** Start LISTED ENTRIES **
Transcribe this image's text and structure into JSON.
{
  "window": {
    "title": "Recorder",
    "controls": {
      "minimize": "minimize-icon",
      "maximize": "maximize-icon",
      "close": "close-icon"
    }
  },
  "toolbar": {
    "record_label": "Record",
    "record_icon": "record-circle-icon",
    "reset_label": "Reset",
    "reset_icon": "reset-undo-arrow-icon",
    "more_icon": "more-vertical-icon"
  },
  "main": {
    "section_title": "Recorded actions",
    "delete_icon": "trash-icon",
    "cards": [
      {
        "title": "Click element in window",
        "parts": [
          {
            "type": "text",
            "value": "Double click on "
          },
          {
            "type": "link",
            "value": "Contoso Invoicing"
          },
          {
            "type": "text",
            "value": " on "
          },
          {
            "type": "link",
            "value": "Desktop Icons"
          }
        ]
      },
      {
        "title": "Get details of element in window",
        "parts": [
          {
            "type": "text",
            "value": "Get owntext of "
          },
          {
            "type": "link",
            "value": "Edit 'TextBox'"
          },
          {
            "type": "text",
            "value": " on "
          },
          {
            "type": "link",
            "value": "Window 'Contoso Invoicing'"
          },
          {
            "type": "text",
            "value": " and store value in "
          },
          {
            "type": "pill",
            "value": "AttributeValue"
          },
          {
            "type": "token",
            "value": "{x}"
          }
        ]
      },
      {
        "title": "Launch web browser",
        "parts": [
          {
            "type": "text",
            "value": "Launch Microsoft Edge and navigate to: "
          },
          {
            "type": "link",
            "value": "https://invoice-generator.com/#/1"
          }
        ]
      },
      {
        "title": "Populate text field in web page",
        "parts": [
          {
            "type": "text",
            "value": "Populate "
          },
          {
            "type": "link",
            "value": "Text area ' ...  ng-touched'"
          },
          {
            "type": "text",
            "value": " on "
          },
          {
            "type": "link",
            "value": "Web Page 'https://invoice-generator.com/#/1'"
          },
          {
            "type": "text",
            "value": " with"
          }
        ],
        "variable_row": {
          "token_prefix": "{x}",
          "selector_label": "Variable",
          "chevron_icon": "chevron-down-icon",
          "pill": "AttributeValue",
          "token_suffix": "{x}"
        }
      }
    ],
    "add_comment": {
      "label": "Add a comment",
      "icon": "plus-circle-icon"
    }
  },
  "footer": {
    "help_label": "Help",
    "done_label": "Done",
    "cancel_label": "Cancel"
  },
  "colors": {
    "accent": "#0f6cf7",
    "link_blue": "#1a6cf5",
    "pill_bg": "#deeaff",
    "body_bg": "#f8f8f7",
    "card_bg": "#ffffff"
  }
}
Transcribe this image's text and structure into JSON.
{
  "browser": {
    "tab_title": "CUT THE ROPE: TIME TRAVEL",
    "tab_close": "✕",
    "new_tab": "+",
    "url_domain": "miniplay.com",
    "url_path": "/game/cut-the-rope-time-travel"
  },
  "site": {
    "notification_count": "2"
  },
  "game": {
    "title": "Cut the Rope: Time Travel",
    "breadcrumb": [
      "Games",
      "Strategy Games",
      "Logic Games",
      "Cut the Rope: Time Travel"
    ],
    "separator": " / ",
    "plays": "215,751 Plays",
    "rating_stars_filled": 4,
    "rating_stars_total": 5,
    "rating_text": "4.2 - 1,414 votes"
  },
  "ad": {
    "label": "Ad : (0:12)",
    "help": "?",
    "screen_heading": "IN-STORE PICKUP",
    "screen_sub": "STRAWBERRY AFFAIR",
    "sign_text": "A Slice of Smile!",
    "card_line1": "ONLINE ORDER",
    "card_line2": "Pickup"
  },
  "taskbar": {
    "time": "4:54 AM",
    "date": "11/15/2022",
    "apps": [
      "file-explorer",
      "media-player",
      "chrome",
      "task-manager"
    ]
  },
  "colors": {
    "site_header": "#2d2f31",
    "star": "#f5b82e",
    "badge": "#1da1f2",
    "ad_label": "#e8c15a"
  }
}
** End LISTED ENTRIES **
SET EXERCISE:
The word "generator" may turn up on some lines of these records; say how many, with no other words.

TASK OUTPUT:
2